> **WRITTEN TASK**
Every line of the material that follows must be printed again exactly.

— start —

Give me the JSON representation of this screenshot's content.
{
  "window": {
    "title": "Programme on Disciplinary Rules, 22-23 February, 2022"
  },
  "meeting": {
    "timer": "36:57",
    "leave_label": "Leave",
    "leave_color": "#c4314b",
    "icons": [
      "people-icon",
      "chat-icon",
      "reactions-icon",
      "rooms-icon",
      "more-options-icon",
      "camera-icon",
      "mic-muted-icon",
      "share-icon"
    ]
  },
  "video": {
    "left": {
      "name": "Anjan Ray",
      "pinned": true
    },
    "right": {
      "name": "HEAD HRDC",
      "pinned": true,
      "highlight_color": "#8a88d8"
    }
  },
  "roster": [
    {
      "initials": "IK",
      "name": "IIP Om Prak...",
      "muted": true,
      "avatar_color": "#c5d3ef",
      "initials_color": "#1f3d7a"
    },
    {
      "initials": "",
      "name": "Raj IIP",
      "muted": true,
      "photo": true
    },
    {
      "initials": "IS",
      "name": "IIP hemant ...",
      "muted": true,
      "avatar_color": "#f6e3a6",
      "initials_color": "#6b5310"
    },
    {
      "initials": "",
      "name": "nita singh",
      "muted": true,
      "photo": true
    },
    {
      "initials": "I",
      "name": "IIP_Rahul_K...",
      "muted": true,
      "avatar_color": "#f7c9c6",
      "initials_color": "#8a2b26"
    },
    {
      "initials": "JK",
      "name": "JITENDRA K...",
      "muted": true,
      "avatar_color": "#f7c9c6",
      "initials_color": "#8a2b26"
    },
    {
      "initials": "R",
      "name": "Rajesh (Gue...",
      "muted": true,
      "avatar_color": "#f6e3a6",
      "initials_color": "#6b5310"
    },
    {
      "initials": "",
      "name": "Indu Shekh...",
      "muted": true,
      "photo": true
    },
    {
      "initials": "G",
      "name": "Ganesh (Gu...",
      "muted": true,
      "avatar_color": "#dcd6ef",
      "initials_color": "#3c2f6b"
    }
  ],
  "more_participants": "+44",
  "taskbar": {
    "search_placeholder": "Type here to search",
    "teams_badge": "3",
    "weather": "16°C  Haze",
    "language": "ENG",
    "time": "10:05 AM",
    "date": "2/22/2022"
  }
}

— end —

> **SOLUTION TO THIS TASK**
Give me the JSON representation of this screenshot's content.
{
  "window": {
    "title": "Programme on Disciplinary Rules, 22-23 February, 2022"
  },
  "meeting": {
    "timer": "36:57",
    "leave_label": "Leave",
    "leave_color": "#c4314b",
    "icons": [
      "people-icon",
      "chat-icon",
      "reactions-icon",
      "rooms-icon",
      "more-options-icon",
      "camera-icon",
      "mic-muted-icon",
      "share-icon"
    ]
  },
  "video": {
    "left": {
      "name": "Anjan Ray",
      "pinned": true
    },
    "right": {
      "name": "HEAD HRDC",
      "pinned": true,
      "highlight_color": "#8a88d8"
    }
  },
  "roster": [
    {
      "initials": "IK",
      "name": "IIP Om Prak...",
      "muted": true,
      "avatar_color": "#c5d3ef",
      "initials_color": "#1f3d7a"
    },
    {
      "initials": "",
      "name": "Raj IIP",
      "muted": true,
      "photo": true
    },
    {
      "initials": "IS",
      "name": "IIP hemant ...",
      "muted": true,
      "avatar_color": "#f6e3a6",
      "initials_color": "#6b5310"
    },
    {
      "initials": "",
      "name": "nita singh",
      "muted": true,
      "photo": true
    },
    {
      "initials": "I",
      "name": "IIP_Rahul_K...",
      "muted": true,
      "avatar_color": "#f7c9c6",
      "initials_color": "#8a2b26"
    },
    {
      "initials": "JK",
      "name": "JITENDRA K...",
      "muted": true,
      "avatar_color": "#f7c9c6",
      "initials_color": "#8a2b26"
    },
    {
      "initials": "R",
      "name": "Rajesh (Gue...",
      "muted": true,
      "avatar_color": "#f6e3a6",
      "initials_color": "#6b5310"
    },
    {
      "initials": "",
      "name": "Indu Shekh...",
      "muted": true,
      "photo": true
    },
    {
      "initials": "G",
      "name": "Ganesh (Gu...",
      "muted": true,
      "avatar_color": "#dcd6ef",
      "initials_color": "#3c2f6b"
    }
  ],
  "more_participants": "+44",
  "taskbar": {
    "search_placeholder": "Type here to search",
    "teams_badge": "3",
    "weather": "16°C  Haze",
    "language": "ENG",
    "time": "10:05 AM",
    "date": "2/22/2022"
  }
}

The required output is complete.